REQUIRED WORK: Gather each line of the records where "democràticas" appears.
>> start
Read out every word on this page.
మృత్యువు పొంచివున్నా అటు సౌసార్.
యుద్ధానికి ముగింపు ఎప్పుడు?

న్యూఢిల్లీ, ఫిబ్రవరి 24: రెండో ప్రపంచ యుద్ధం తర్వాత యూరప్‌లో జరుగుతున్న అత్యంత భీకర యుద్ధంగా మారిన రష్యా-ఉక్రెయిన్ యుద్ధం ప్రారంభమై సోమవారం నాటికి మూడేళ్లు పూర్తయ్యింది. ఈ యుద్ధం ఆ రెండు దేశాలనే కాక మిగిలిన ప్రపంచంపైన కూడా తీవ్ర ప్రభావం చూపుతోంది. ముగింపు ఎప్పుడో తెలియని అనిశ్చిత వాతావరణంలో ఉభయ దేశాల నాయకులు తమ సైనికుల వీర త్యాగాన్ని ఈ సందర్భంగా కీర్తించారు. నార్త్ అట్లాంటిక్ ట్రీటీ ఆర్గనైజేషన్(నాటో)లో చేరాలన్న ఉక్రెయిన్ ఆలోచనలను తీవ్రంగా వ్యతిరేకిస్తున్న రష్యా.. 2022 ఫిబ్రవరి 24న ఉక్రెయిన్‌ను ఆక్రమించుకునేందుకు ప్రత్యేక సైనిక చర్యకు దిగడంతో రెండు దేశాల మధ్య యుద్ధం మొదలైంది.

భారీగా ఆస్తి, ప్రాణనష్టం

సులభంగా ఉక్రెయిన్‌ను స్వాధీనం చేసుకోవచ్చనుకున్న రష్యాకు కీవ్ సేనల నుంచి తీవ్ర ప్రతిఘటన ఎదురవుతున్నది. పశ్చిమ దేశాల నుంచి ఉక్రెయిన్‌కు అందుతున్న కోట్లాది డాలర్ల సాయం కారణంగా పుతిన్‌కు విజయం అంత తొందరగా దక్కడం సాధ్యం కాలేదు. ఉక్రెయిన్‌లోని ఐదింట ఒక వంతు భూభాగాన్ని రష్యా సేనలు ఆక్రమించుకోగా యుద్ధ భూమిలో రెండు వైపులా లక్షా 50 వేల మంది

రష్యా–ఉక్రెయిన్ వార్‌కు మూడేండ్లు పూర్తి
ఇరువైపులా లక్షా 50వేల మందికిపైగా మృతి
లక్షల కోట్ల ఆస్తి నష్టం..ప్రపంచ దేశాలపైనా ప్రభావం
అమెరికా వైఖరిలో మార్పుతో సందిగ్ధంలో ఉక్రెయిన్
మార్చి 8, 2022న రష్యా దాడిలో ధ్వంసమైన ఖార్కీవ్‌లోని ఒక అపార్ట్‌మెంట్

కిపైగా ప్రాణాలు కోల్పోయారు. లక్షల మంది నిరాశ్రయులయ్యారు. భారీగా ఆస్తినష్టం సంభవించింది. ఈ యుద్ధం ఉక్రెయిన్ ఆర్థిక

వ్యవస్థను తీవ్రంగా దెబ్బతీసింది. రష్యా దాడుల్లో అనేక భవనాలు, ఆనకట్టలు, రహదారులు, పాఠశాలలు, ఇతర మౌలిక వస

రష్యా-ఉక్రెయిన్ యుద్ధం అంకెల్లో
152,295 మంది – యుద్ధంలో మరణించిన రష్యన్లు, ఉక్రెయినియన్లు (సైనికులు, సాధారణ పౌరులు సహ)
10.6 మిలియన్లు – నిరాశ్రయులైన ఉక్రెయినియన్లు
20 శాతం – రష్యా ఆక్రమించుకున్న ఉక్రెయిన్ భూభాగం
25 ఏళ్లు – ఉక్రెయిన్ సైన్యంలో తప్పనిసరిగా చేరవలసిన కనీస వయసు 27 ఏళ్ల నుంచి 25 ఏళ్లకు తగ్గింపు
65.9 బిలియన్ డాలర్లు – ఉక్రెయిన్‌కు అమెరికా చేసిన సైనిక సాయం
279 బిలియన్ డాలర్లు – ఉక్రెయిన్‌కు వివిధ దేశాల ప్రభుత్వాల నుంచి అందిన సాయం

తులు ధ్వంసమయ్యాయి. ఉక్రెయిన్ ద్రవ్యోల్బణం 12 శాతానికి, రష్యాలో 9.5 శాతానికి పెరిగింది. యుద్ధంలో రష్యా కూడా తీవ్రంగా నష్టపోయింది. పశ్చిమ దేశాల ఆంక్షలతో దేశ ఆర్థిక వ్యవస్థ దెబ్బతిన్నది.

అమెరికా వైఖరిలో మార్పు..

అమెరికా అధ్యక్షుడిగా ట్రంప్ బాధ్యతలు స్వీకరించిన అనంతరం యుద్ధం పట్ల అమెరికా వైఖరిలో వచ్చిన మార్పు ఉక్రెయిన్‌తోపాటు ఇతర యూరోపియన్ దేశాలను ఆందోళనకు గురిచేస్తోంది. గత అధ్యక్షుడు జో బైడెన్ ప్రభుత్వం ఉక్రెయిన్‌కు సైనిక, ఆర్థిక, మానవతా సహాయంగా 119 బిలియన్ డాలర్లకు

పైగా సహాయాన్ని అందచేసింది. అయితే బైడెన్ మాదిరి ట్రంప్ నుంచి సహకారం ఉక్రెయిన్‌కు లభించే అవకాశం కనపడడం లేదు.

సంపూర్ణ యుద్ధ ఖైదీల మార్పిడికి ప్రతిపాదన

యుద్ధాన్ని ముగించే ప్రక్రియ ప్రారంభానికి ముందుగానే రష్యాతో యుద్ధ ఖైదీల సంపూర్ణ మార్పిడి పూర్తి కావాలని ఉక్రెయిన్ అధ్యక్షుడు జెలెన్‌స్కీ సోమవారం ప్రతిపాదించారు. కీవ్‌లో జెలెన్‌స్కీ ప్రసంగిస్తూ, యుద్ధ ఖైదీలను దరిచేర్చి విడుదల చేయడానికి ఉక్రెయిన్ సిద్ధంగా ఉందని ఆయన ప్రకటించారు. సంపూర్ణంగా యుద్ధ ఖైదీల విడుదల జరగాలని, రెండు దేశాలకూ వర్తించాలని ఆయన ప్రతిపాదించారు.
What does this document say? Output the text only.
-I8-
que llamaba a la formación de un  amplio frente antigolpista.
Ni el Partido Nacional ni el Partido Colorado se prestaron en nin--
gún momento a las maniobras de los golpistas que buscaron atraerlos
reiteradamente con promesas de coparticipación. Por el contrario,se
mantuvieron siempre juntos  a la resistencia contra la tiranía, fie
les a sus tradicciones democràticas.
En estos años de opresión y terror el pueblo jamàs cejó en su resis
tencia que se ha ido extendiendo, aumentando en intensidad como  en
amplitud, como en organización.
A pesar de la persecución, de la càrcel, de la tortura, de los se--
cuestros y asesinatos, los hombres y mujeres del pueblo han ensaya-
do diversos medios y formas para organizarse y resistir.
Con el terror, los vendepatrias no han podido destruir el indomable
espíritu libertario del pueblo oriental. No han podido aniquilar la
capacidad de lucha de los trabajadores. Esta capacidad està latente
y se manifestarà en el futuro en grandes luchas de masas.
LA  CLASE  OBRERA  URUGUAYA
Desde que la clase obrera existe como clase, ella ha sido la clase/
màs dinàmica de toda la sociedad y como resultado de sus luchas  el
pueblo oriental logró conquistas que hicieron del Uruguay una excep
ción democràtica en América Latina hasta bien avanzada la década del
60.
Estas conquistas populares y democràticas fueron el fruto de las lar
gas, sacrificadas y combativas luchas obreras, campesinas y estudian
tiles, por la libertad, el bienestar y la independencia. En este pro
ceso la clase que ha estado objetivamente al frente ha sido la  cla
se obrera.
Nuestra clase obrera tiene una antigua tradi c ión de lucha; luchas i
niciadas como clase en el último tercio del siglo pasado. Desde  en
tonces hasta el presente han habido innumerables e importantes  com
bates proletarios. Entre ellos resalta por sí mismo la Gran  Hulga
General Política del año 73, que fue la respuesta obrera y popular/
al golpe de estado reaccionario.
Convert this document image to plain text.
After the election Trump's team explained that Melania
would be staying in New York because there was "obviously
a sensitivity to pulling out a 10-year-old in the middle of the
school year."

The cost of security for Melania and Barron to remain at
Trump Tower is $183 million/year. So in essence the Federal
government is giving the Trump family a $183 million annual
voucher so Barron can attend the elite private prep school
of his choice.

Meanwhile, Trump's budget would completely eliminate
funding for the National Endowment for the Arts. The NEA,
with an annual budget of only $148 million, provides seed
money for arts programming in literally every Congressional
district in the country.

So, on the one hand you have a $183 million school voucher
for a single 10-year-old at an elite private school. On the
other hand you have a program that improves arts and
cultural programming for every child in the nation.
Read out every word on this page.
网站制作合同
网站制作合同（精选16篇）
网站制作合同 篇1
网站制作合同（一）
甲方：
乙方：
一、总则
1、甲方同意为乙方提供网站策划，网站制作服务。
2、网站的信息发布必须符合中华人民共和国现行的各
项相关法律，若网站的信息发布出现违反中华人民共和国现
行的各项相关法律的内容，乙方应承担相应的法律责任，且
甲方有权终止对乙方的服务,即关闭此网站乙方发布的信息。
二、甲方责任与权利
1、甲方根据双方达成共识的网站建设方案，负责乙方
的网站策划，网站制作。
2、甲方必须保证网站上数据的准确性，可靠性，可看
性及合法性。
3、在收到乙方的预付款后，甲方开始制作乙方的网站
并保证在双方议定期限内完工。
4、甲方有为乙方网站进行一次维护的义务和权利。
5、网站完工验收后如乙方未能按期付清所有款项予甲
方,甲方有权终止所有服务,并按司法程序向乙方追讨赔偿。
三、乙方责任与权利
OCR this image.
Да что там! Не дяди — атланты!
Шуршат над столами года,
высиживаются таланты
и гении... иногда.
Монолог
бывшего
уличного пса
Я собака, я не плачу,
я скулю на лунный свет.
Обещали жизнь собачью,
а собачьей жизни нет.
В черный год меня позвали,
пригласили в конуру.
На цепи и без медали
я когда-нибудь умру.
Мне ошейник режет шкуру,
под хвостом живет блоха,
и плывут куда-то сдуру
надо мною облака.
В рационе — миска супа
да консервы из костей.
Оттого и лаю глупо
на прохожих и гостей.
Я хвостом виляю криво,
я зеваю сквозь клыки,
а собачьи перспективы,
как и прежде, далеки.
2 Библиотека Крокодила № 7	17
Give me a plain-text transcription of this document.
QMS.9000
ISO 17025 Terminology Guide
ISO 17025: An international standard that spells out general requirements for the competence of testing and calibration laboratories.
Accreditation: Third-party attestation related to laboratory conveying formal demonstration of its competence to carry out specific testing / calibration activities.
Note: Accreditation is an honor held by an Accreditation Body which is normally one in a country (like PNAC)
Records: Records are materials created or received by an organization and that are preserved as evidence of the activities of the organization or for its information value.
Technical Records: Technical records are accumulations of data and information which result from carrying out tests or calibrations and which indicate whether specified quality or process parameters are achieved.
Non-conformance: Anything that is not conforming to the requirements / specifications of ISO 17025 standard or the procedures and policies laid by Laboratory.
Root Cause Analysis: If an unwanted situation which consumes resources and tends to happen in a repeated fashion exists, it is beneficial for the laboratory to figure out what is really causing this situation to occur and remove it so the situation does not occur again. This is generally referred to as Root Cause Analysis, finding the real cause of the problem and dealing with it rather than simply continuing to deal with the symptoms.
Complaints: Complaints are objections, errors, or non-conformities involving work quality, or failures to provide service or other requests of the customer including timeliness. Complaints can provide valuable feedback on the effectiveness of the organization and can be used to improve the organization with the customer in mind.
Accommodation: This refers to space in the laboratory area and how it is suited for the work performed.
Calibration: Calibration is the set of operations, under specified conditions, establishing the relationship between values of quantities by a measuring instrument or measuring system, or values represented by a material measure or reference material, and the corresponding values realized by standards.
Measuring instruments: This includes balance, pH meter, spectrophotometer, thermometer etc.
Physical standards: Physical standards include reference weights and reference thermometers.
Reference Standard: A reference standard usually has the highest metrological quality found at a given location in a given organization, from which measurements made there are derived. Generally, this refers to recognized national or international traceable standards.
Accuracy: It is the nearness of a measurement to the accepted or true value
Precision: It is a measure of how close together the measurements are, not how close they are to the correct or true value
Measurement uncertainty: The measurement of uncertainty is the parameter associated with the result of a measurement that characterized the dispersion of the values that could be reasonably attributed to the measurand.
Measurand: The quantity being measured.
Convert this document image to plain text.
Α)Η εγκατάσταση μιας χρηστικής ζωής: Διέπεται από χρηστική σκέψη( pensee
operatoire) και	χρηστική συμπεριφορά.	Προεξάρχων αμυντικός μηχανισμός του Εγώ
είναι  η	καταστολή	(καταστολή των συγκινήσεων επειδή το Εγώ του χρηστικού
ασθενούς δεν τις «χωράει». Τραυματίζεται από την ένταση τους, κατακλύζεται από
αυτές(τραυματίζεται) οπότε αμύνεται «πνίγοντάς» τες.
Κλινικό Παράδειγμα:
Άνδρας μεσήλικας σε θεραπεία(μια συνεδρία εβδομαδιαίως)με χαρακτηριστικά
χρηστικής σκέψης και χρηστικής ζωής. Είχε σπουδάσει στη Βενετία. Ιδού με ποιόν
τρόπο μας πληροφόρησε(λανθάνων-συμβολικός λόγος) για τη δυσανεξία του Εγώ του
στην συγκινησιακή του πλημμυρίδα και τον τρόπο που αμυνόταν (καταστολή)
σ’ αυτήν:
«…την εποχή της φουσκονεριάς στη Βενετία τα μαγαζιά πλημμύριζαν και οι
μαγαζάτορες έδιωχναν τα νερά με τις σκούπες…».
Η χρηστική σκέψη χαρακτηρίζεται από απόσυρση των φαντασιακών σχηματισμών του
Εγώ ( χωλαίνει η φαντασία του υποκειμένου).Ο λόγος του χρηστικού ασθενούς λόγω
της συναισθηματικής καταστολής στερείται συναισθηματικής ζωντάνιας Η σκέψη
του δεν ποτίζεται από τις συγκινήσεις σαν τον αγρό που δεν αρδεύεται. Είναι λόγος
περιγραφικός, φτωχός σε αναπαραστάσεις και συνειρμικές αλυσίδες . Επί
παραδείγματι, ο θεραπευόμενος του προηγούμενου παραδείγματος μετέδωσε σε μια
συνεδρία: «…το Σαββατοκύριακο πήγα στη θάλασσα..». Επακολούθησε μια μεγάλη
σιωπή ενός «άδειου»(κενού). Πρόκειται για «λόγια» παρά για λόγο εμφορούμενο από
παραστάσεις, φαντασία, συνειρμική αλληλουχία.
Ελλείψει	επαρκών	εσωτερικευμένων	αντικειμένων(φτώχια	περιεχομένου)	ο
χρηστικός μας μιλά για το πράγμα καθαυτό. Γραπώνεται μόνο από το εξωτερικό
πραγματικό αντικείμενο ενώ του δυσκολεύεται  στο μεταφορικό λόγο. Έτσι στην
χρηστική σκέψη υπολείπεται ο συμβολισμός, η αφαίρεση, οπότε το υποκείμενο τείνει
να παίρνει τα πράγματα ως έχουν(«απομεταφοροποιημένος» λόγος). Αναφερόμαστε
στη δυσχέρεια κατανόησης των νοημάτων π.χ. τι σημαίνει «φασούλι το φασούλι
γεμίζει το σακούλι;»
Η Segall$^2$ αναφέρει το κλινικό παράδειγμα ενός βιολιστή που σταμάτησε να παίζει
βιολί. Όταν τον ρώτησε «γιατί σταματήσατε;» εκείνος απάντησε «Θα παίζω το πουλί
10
>> end
EXERCISE RESPONSE:
les a sus tradicciones democràticas.
Estas conquistas populares y democràticas fueron el fruto de las lar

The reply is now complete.